**WHAT NEEDS TO BE DONE**
Rewrite the lines from the start through the line with "y-tick-label: -15 [235, 546, 262, 567]", replacing "Normalised" with "Normalized" and leaving everything else unchanged.

########################################

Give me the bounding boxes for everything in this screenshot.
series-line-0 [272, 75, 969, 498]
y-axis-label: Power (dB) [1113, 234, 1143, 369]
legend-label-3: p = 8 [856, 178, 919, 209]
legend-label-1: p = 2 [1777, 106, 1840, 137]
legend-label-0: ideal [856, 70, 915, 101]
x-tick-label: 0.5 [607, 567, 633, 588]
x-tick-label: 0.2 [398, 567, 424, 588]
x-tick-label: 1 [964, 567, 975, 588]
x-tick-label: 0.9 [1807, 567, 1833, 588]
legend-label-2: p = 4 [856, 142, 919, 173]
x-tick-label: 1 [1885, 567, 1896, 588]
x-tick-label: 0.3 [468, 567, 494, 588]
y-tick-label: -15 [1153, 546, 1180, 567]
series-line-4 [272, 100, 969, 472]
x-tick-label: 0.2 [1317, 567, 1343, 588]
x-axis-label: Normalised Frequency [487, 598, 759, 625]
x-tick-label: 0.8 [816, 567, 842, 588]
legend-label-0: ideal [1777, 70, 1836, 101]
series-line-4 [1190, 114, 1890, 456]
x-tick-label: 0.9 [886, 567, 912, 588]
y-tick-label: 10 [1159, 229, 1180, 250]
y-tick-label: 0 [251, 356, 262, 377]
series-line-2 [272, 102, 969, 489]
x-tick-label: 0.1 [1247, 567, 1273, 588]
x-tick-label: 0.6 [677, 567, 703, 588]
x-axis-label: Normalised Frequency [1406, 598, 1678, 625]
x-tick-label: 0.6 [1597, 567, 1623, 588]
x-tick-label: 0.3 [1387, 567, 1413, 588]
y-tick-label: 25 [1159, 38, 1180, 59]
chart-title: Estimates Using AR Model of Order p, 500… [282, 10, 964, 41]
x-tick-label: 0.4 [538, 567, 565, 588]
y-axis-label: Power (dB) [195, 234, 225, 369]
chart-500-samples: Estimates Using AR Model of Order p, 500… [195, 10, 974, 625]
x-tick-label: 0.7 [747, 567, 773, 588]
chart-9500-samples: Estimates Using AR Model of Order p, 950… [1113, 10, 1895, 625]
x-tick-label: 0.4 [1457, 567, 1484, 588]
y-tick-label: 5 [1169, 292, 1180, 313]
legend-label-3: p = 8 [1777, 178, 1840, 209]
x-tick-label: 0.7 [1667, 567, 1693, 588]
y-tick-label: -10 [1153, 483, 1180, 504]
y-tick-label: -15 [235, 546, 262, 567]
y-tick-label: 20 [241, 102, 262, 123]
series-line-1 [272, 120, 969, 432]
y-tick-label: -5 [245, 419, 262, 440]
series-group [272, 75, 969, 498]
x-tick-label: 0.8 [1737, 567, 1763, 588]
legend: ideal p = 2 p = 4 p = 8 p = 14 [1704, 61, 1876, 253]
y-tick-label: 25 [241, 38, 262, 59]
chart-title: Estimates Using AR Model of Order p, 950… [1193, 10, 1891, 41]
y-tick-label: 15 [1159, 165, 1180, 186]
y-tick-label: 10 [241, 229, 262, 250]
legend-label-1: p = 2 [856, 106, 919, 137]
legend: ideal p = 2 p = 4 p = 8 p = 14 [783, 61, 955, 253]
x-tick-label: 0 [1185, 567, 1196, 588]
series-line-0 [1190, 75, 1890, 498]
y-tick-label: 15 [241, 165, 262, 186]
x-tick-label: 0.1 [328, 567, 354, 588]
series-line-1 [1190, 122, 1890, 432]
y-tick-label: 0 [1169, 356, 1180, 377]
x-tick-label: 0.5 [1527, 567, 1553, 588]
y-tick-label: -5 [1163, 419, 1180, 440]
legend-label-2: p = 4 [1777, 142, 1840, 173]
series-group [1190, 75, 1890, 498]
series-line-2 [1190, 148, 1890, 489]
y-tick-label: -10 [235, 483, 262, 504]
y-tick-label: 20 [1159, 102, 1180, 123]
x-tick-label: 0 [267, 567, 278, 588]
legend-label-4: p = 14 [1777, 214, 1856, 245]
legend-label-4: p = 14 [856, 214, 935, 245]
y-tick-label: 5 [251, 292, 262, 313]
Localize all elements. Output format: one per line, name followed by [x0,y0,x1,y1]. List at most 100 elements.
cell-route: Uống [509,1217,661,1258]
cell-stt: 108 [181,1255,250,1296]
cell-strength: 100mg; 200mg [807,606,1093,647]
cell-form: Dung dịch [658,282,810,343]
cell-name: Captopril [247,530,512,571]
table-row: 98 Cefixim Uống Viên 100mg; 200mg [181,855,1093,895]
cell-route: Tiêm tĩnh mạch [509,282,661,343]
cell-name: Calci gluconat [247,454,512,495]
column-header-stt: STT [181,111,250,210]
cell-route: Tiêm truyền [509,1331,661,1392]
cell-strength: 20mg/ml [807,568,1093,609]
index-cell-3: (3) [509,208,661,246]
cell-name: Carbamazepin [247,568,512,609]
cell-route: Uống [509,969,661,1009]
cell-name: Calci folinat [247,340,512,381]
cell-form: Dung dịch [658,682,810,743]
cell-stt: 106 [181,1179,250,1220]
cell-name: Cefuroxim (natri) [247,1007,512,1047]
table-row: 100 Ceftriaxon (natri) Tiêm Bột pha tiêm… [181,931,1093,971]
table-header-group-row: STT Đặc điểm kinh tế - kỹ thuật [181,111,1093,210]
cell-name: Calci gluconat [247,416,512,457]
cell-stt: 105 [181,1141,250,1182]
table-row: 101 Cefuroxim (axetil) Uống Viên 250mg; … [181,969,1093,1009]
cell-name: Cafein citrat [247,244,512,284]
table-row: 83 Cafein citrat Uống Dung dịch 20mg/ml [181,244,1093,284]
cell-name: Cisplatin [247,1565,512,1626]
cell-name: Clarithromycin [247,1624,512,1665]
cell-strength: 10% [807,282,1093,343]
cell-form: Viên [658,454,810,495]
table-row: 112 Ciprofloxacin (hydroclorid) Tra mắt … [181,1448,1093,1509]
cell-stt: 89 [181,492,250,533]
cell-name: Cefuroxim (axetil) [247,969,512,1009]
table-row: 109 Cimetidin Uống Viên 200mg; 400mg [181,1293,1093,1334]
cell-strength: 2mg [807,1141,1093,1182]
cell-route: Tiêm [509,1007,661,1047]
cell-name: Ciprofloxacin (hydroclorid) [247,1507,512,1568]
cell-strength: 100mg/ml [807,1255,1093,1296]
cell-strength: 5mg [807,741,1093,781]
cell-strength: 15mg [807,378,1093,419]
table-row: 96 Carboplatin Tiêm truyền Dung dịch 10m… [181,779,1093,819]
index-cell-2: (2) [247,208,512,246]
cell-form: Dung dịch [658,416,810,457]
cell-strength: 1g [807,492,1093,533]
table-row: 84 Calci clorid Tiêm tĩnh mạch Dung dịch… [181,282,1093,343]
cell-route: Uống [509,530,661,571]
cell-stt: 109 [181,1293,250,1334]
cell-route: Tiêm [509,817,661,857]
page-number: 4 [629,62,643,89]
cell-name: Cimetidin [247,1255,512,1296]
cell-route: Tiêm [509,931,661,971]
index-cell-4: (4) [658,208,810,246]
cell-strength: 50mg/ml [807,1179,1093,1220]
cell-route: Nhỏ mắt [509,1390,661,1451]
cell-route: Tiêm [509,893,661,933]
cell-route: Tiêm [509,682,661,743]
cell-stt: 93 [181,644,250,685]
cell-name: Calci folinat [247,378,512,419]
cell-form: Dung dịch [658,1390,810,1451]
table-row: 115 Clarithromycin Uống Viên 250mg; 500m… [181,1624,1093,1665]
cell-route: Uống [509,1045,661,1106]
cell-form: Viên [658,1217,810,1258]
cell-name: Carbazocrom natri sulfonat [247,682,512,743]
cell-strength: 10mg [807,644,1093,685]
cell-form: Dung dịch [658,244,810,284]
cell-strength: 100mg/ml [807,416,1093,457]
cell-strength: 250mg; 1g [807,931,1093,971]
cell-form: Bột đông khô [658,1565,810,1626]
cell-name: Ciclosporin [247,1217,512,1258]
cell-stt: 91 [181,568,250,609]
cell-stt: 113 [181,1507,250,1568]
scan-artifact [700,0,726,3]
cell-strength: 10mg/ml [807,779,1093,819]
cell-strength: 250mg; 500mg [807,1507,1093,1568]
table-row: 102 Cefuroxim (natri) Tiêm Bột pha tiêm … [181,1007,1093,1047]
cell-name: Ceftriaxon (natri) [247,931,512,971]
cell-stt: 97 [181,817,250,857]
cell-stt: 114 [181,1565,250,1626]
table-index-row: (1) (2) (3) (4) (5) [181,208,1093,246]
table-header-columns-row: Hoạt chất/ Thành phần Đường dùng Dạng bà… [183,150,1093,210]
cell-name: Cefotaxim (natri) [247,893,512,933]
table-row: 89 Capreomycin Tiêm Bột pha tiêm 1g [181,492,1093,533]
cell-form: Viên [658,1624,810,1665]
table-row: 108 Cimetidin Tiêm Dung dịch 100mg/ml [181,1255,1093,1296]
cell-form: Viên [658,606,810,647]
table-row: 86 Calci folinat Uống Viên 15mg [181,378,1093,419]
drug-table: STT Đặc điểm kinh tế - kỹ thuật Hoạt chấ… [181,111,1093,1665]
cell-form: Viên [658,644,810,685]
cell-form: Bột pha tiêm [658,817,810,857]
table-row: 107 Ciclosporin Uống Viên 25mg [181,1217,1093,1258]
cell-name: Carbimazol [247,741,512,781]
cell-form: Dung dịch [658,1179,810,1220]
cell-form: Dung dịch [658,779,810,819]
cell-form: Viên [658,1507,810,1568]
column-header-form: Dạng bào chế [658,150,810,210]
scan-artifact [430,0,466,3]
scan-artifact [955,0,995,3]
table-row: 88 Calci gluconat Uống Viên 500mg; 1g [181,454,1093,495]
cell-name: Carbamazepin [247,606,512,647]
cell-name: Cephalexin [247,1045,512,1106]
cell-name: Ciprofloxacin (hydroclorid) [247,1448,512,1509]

########################################

**RESULT**
Give me the bounding boxes for everything in this screenshot.
series-line-0 [272, 75, 969, 498]
y-axis-label: Power (dB) [1113, 234, 1143, 369]
legend-label-3: p = 8 [856, 178, 919, 209]
legend-label-1: p = 2 [1777, 106, 1840, 137]
legend-label-0: ideal [856, 70, 915, 101]
x-tick-label: 0.5 [607, 567, 633, 588]
x-tick-label: 0.2 [398, 567, 424, 588]
x-tick-label: 1 [964, 567, 975, 588]
x-tick-label: 0.9 [1807, 567, 1833, 588]
legend-label-2: p = 4 [856, 142, 919, 173]
x-tick-label: 1 [1885, 567, 1896, 588]
x-tick-label: 0.3 [468, 567, 494, 588]
y-tick-label: -15 [1153, 546, 1180, 567]
series-line-4 [272, 100, 969, 472]
x-tick-label: 0.2 [1317, 567, 1343, 588]
x-axis-label: Normalized Frequency [487, 598, 759, 625]
x-tick-label: 0.8 [816, 567, 842, 588]
legend-label-0: ideal [1777, 70, 1836, 101]
series-line-4 [1190, 114, 1890, 456]
x-tick-label: 0.9 [886, 567, 912, 588]
y-tick-label: 10 [1159, 229, 1180, 250]
y-tick-label: 0 [251, 356, 262, 377]
series-line-2 [272, 102, 969, 489]
x-tick-label: 0.1 [1247, 567, 1273, 588]
x-tick-label: 0.6 [677, 567, 703, 588]
x-axis-label: Normalized Frequency [1406, 598, 1678, 625]
x-tick-label: 0.6 [1597, 567, 1623, 588]
x-tick-label: 0.3 [1387, 567, 1413, 588]
y-tick-label: 25 [1159, 38, 1180, 59]
chart-title: Estimates Using AR Model of Order p, 500… [282, 10, 964, 41]
x-tick-label: 0.4 [538, 567, 565, 588]
y-axis-label: Power (dB) [195, 234, 225, 369]
chart-500-samples: Estimates Using AR Model of Order p, 500… [195, 10, 974, 625]
x-tick-label: 0.7 [747, 567, 773, 588]
chart-9500-samples: Estimates Using AR Model of Order p, 950… [1113, 10, 1895, 625]
x-tick-label: 0.4 [1457, 567, 1484, 588]
y-tick-label: 5 [1169, 292, 1180, 313]
legend-label-3: p = 8 [1777, 178, 1840, 209]
x-tick-label: 0.7 [1667, 567, 1693, 588]
y-tick-label: -10 [1153, 483, 1180, 504]
y-tick-label: -15 [235, 546, 262, 567]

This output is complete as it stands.